>> Start Entries shown

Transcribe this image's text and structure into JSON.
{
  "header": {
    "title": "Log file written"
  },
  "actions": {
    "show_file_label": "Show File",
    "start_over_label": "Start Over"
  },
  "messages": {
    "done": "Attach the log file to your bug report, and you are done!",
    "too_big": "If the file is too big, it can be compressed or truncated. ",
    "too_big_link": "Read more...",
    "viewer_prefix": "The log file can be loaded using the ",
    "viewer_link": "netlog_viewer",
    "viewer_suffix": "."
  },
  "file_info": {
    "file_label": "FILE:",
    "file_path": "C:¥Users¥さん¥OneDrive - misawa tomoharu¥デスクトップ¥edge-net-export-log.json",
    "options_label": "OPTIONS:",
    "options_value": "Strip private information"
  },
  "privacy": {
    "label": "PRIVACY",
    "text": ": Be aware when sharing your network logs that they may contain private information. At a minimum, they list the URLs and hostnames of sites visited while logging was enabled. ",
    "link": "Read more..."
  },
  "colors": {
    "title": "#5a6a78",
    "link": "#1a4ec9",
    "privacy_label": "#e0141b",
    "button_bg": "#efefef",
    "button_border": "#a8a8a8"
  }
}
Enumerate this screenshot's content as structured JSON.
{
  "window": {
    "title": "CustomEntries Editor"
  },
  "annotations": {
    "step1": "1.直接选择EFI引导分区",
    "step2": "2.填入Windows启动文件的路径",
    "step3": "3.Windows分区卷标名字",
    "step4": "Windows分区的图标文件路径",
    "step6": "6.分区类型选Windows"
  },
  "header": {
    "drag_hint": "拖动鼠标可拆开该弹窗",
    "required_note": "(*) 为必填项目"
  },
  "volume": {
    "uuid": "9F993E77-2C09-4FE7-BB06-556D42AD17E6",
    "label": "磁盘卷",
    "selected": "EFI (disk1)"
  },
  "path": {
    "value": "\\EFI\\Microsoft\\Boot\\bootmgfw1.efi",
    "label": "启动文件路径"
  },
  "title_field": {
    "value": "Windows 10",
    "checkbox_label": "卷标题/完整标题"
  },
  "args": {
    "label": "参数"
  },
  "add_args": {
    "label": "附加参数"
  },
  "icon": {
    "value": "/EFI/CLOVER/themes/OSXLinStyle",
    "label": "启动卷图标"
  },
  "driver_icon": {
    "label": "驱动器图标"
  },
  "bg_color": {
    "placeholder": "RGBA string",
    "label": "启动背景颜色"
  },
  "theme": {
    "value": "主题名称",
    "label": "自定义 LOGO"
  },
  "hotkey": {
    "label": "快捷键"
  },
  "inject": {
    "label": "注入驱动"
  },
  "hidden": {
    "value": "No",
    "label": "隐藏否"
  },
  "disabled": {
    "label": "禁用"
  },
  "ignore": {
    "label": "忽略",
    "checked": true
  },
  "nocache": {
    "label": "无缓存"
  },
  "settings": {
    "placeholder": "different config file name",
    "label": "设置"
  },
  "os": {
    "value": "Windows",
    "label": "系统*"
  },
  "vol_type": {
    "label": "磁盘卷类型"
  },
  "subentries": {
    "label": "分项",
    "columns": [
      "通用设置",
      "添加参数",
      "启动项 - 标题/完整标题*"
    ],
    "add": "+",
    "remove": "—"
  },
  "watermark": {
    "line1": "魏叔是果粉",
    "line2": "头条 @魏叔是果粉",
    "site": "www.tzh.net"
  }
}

>> End Entries shown

### Task directions
Find the lines above that contain the word "this" and collect them.

### Task result
Transcribe this image's text and structure into JSON.
Enumerate this screenshot's content as structured JSON.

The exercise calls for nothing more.